▸ **WHAT THE TASK ASKS**
Rewrite all of the data below, replacing every "ohlc-bar" with "price-bar" and changing nothing else. Leave out the pictures.

>> Begin

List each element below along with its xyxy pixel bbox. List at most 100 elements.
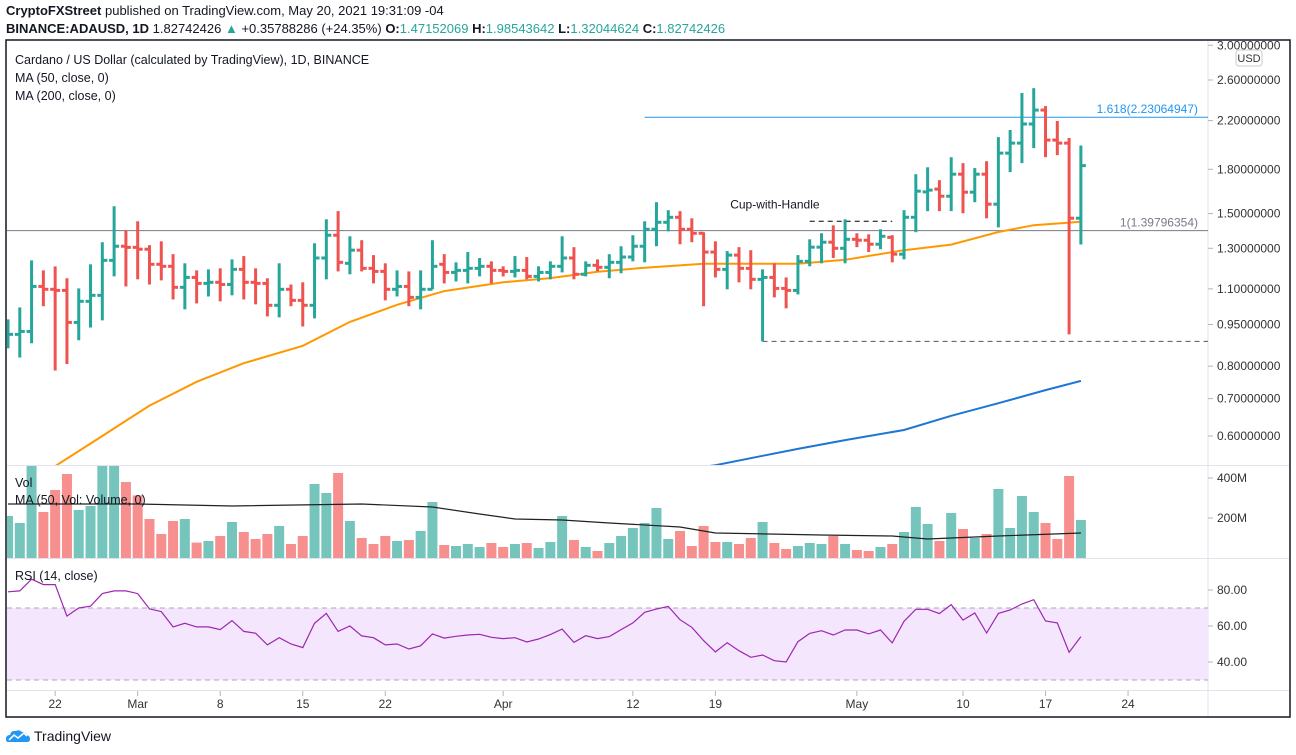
time-axis-label: Apr xyxy=(494,697,513,711)
volume-bar xyxy=(533,548,544,558)
publisher-name[interactable]: CryptoFXStreet xyxy=(6,3,102,18)
volume-bar xyxy=(651,508,662,558)
tradingview-logo[interactable]: TradingView xyxy=(6,728,111,744)
ohlc-bar xyxy=(828,225,839,259)
symbol-quote-line: BINANCE:ADAUSD, 1D 1.82742426 ▲ +0.35788… xyxy=(6,21,725,36)
ohlc-bar xyxy=(733,247,744,283)
rsi-line xyxy=(7,578,1082,663)
legend-volume-ma[interactable]: MA (50, Vol: Volume, 0) xyxy=(15,493,146,507)
price-axis-label: 0.80000000 xyxy=(1217,359,1281,373)
volume-bar xyxy=(403,540,414,558)
fib-1-label: 1(1.39796354) xyxy=(1120,216,1198,230)
volume-bar xyxy=(73,510,84,558)
legend-title: Cardano / US Dollar (calculated by Tradi… xyxy=(15,53,370,67)
legend-rsi[interactable]: RSI (14, close) xyxy=(15,569,98,583)
ma200-line xyxy=(709,379,1082,465)
ohlc-bar xyxy=(285,284,296,307)
ohlc-bar xyxy=(168,254,179,300)
volume-bar xyxy=(899,532,910,558)
volume-bar xyxy=(238,532,249,558)
ohlc-bar xyxy=(262,278,273,317)
volume-bar xyxy=(698,526,709,558)
ohlc-bar xyxy=(592,259,603,272)
price-axis-label: 0.70000000 xyxy=(1217,392,1281,406)
price-axis-label: 1.30000000 xyxy=(1217,241,1281,255)
ohlc-bar xyxy=(604,254,615,279)
legend-volume[interactable]: Vol xyxy=(15,476,33,490)
price-axis-label: 0.95000000 xyxy=(1217,317,1281,331)
ohlc-bar xyxy=(851,233,862,248)
time-axis-label: 10 xyxy=(956,697,970,711)
volume-bar xyxy=(250,539,261,558)
volume-bar xyxy=(781,549,792,558)
volume-bar xyxy=(993,489,1004,558)
ohlc-bar xyxy=(109,206,120,277)
ohlc-bar xyxy=(415,270,426,310)
volume-bar xyxy=(1040,523,1051,558)
ohlc-bar xyxy=(61,278,72,365)
time-axis-label: 22 xyxy=(48,697,62,711)
volume-bar xyxy=(981,534,992,558)
volume-bar xyxy=(380,536,391,558)
time-axis-label: May xyxy=(846,697,869,711)
legend-ma200[interactable]: MA (200, close, 0) xyxy=(15,89,116,103)
volume-bar xyxy=(557,516,568,558)
ohlc-bar xyxy=(863,234,874,253)
volume-bar xyxy=(50,490,61,558)
volume-bar xyxy=(321,493,332,558)
ohlc-bar xyxy=(675,211,686,245)
volume-bar xyxy=(722,542,733,558)
high-value: 1.98543642 xyxy=(485,21,555,36)
ohlc-bar xyxy=(309,243,320,319)
ohlc-bar xyxy=(757,269,768,342)
cup-with-handle-label: Cup-with-Handle xyxy=(730,198,820,212)
ohlc-bar xyxy=(509,256,520,278)
ohlc-bar xyxy=(227,259,238,296)
ohlc-bar xyxy=(50,266,61,371)
ohlc-bar xyxy=(38,270,49,307)
volume-bar xyxy=(757,522,768,558)
ohlc-bar xyxy=(533,266,544,282)
volume-bar xyxy=(132,495,143,558)
ohlc-bar xyxy=(686,218,697,243)
price-axis-label: 1.10000000 xyxy=(1217,282,1281,296)
ohlc-bar xyxy=(498,266,509,277)
ohlc-bar xyxy=(804,239,815,267)
time-axis-label: 19 xyxy=(709,697,723,711)
volume-bar xyxy=(285,544,296,558)
price-axis-label: 1.80000000 xyxy=(1217,162,1281,176)
chart-frame xyxy=(5,39,1291,718)
volume-bar xyxy=(509,544,520,558)
legend-ma50[interactable]: MA (50, close, 0) xyxy=(15,71,109,85)
price-pane xyxy=(7,88,1208,465)
symbol-name: BINANCE:ADAUSD, 1D xyxy=(6,21,150,36)
ohlc-bar xyxy=(887,235,898,263)
ohlc-bar xyxy=(875,229,886,250)
ohlc-bar xyxy=(957,163,968,214)
volume-bar xyxy=(545,542,556,558)
ohlc-bar xyxy=(238,256,249,300)
volume-bar xyxy=(368,544,379,558)
volume-pane xyxy=(7,466,1086,558)
volume-bar xyxy=(451,546,462,558)
ohlc-bar xyxy=(120,230,131,287)
price-axis-label: 0.60000000 xyxy=(1217,429,1281,443)
ohlc-bar xyxy=(7,319,13,349)
ohlc-bar xyxy=(981,161,992,219)
volume-bar xyxy=(203,541,214,558)
ohlc-bar xyxy=(321,219,332,280)
ohlc-bar xyxy=(1064,138,1075,335)
volume-bar xyxy=(863,551,874,558)
price-axis-label: 2.20000000 xyxy=(1217,114,1281,128)
currency-badge-box xyxy=(1235,49,1263,67)
last-price: 1.82742426 xyxy=(152,21,222,36)
volume-axis-label: 200M xyxy=(1217,511,1247,525)
volume-bar xyxy=(910,507,921,558)
ohlc-bar xyxy=(26,260,37,344)
ohlc-bar xyxy=(14,307,25,358)
ohlc-bar xyxy=(191,270,202,304)
ohlc-bar xyxy=(297,282,308,327)
volume-bar xyxy=(792,546,803,558)
volume-bar xyxy=(816,544,827,558)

>> End

▸ **EXERCISE RESPONSE**
List each element below along with its xyxy pixel bbox. List at most 100 elements.
time-axis-label: Apr xyxy=(494,697,513,711)
volume-bar xyxy=(533,548,544,558)
publisher-name[interactable]: CryptoFXStreet xyxy=(6,3,102,18)
volume-bar xyxy=(651,508,662,558)
tradingview-logo[interactable]: TradingView xyxy=(6,728,111,744)
price-bar xyxy=(828,225,839,259)
symbol-quote-line: BINANCE:ADAUSD, 1D 1.82742426 ▲ +0.35788… xyxy=(6,21,725,36)
price-bar xyxy=(733,247,744,283)
rsi-line xyxy=(7,578,1082,663)
legend-volume-ma[interactable]: MA (50, Vol: Volume, 0) xyxy=(15,493,146,507)
price-axis-label: 0.80000000 xyxy=(1217,359,1281,373)
volume-bar xyxy=(403,540,414,558)
fib-1-label: 1(1.39796354) xyxy=(1120,216,1198,230)
volume-bar xyxy=(73,510,84,558)
legend-title: Cardano / US Dollar (calculated by Tradi… xyxy=(15,53,370,67)
legend-rsi[interactable]: RSI (14, close) xyxy=(15,569,98,583)
ma200-line xyxy=(709,379,1082,465)
price-bar xyxy=(285,284,296,307)
price-bar xyxy=(168,254,179,300)
volume-bar xyxy=(899,532,910,558)
volume-bar xyxy=(238,532,249,558)
price-bar xyxy=(262,278,273,317)
volume-bar xyxy=(698,526,709,558)
price-bar xyxy=(592,259,603,272)
price-axis-label: 0.70000000 xyxy=(1217,392,1281,406)
price-axis-label: 1.30000000 xyxy=(1217,241,1281,255)
price-bar xyxy=(604,254,615,279)
legend-volume[interactable]: Vol xyxy=(15,476,33,490)
price-axis-label: 0.95000000 xyxy=(1217,317,1281,331)
price-bar xyxy=(851,233,862,248)
time-axis-label: 10 xyxy=(956,697,970,711)
volume-bar xyxy=(250,539,261,558)
volume-bar xyxy=(781,549,792,558)
volume-bar xyxy=(993,489,1004,558)
price-bar xyxy=(109,206,120,277)
price-bar xyxy=(415,270,426,310)
volume-bar xyxy=(1040,523,1051,558)
price-bar xyxy=(61,278,72,365)
time-axis-label: 22 xyxy=(48,697,62,711)
volume-bar xyxy=(981,534,992,558)
volume-bar xyxy=(380,536,391,558)
time-axis-label: May xyxy=(846,697,869,711)
legend-ma200[interactable]: MA (200, close, 0) xyxy=(15,89,116,103)
volume-bar xyxy=(557,516,568,558)
price-bar xyxy=(863,234,874,253)
volume-bar xyxy=(50,490,61,558)
volume-bar xyxy=(321,493,332,558)
price-bar xyxy=(675,211,686,245)
volume-bar xyxy=(722,542,733,558)
high-value: 1.98543642 xyxy=(485,21,555,36)
price-bar xyxy=(309,243,320,319)
price-bar xyxy=(757,269,768,342)
cup-with-handle-label: Cup-with-Handle xyxy=(730,198,820,212)
price-bar xyxy=(509,256,520,278)
price-bar xyxy=(227,259,238,296)
price-bar xyxy=(50,266,61,371)
price-bar xyxy=(38,270,49,307)
volume-bar xyxy=(757,522,768,558)
price-bar xyxy=(533,266,544,282)
volume-bar xyxy=(132,495,143,558)
price-bar xyxy=(686,218,697,243)
price-axis-label: 1.10000000 xyxy=(1217,282,1281,296)
price-bar xyxy=(498,266,509,277)
price-bar xyxy=(804,239,815,267)
time-axis-label: 19 xyxy=(709,697,723,711)
volume-bar xyxy=(285,544,296,558)
price-axis-label: 1.80000000 xyxy=(1217,162,1281,176)
chart-frame xyxy=(5,39,1291,718)
volume-bar xyxy=(509,544,520,558)
legend-ma50[interactable]: MA (50, close, 0) xyxy=(15,71,109,85)
price-pane xyxy=(7,88,1208,465)
symbol-name: BINANCE:ADAUSD, 1D xyxy=(6,21,150,36)
price-bar xyxy=(887,235,898,263)
price-bar xyxy=(875,229,886,250)
price-bar xyxy=(957,163,968,214)
volume-bar xyxy=(545,542,556,558)
price-bar xyxy=(238,256,249,300)
volume-bar xyxy=(368,544,379,558)
volume-pane xyxy=(7,466,1086,558)
volume-bar xyxy=(451,546,462,558)
price-bar xyxy=(120,230,131,287)
price-axis-label: 0.60000000 xyxy=(1217,429,1281,443)
price-bar xyxy=(7,319,13,349)
price-bar xyxy=(981,161,992,219)
volume-bar xyxy=(203,541,214,558)
price-bar xyxy=(321,219,332,280)
price-bar xyxy=(1064,138,1075,335)
volume-bar xyxy=(863,551,874,558)
price-axis-label: 2.20000000 xyxy=(1217,114,1281,128)
currency-badge-box xyxy=(1235,49,1263,67)
last-price: 1.82742426 xyxy=(152,21,222,36)
volume-axis-label: 200M xyxy=(1217,511,1247,525)
volume-bar xyxy=(910,507,921,558)
price-bar xyxy=(26,260,37,344)
price-bar xyxy=(14,307,25,358)
price-bar xyxy=(191,270,202,304)
price-bar xyxy=(297,282,308,327)
volume-bar xyxy=(792,546,803,558)
volume-bar xyxy=(816,544,827,558)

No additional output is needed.